### What to work on
Scan the lines below for the string "JSON" and copy every one that has it.

-------- Listed entries

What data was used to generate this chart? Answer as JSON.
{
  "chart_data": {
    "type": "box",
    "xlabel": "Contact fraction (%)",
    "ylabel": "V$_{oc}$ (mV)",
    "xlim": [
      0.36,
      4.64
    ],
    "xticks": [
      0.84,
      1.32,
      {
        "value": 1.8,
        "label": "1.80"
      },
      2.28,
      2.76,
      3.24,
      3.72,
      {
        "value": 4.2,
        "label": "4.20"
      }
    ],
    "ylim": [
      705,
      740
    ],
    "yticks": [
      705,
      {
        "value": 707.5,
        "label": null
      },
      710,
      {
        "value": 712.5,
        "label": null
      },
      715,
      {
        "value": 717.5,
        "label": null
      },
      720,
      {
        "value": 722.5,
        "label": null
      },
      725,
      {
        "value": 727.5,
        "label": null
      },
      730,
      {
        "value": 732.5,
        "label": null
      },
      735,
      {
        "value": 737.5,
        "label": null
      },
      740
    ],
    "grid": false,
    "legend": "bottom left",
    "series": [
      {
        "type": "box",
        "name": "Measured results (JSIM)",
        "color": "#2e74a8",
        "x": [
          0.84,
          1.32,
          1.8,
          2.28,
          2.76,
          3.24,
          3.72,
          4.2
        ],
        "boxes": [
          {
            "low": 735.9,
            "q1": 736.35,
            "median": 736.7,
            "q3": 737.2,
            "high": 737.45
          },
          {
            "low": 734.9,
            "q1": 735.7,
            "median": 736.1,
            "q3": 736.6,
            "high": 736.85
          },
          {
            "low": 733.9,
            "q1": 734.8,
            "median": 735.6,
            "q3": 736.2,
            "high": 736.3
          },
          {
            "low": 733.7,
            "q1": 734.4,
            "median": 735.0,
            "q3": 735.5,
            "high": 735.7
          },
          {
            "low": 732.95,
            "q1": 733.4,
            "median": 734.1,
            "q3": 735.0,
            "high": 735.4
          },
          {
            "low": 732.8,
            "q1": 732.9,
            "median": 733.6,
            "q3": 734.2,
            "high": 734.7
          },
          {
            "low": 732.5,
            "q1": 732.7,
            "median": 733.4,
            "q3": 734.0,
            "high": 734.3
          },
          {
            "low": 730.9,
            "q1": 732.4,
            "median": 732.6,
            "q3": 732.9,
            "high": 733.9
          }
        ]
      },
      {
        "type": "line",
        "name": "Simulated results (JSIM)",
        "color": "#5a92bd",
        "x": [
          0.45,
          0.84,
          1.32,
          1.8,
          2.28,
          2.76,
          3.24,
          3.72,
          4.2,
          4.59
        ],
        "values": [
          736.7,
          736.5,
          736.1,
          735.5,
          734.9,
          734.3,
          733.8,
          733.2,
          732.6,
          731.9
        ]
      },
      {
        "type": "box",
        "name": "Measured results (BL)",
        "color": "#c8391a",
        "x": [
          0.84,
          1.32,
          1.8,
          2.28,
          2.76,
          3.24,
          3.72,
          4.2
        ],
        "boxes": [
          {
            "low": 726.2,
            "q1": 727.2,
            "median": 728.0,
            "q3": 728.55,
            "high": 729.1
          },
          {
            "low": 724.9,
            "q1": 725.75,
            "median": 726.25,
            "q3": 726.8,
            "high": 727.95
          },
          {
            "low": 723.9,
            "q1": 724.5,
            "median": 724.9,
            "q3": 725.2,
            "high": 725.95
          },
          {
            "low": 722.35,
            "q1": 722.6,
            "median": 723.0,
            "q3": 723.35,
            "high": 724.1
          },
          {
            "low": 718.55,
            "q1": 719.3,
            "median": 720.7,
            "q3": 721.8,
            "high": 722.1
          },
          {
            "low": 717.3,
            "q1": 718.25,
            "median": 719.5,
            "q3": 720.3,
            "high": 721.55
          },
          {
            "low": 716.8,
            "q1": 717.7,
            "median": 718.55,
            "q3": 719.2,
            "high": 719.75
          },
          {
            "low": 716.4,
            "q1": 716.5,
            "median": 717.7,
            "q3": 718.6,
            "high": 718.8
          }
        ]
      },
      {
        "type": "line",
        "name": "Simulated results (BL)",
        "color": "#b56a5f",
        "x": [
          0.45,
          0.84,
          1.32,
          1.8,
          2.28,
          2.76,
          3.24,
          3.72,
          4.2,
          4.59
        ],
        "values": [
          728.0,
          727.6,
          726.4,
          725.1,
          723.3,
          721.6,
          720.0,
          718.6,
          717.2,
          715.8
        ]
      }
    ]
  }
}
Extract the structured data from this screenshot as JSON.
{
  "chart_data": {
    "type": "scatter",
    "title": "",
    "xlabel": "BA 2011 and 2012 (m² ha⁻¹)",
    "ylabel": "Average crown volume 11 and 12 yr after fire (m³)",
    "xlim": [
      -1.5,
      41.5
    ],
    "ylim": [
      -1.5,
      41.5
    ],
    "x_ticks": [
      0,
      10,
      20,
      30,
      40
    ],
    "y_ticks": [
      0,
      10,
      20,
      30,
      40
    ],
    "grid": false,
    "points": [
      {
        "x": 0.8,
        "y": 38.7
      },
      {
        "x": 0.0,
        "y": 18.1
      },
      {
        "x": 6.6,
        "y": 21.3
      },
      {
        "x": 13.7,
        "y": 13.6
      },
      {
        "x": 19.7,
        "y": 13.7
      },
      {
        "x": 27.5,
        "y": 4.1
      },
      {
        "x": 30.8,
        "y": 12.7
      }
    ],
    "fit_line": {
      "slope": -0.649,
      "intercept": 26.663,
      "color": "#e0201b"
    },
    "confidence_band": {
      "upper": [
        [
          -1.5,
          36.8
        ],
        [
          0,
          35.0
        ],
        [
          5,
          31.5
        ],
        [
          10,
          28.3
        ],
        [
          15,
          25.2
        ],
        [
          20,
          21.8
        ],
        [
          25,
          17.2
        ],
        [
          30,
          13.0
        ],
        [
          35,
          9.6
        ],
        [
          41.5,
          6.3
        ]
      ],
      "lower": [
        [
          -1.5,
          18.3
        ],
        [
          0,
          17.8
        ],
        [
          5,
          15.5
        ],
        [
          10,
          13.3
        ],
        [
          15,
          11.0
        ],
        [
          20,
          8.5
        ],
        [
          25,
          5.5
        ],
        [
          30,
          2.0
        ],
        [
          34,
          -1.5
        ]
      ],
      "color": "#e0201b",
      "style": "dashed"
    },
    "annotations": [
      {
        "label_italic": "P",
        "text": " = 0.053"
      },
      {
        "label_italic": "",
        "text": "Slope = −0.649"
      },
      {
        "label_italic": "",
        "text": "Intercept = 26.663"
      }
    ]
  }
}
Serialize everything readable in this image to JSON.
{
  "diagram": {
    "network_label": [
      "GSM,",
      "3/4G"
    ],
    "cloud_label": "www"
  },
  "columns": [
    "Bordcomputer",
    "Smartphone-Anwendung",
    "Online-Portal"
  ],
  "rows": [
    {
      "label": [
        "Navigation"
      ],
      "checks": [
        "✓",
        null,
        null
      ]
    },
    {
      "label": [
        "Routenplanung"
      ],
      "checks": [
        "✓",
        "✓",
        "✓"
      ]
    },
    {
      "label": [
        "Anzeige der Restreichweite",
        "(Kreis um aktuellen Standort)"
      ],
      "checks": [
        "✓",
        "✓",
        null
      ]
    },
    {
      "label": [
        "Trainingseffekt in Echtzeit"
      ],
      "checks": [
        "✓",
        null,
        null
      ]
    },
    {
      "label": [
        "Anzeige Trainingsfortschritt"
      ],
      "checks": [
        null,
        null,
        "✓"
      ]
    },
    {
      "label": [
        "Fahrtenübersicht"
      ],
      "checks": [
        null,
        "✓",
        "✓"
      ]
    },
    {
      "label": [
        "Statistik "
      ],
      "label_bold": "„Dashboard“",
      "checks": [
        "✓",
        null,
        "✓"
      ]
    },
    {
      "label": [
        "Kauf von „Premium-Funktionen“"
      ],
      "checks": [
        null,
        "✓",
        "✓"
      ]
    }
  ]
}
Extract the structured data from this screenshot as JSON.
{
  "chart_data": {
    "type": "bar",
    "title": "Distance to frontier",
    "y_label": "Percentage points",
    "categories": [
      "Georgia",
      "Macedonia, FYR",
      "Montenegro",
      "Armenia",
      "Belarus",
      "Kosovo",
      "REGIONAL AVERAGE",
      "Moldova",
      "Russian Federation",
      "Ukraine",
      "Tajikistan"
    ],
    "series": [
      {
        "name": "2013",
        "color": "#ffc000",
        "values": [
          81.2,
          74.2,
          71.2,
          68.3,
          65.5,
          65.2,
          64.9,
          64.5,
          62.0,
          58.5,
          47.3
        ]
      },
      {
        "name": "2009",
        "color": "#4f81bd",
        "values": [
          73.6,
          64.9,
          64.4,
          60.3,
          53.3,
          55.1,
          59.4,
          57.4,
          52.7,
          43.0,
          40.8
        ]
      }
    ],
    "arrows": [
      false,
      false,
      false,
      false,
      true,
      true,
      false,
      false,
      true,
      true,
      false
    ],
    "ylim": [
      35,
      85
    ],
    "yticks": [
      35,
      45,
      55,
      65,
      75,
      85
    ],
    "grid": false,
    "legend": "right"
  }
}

----------------

### Output of the task
What data was used to generate this chart? Answer as JSON.
Extract the structured data from this screenshot as JSON.
Serialize everything readable in this image to JSON.
Extract the structured data from this screenshot as JSON.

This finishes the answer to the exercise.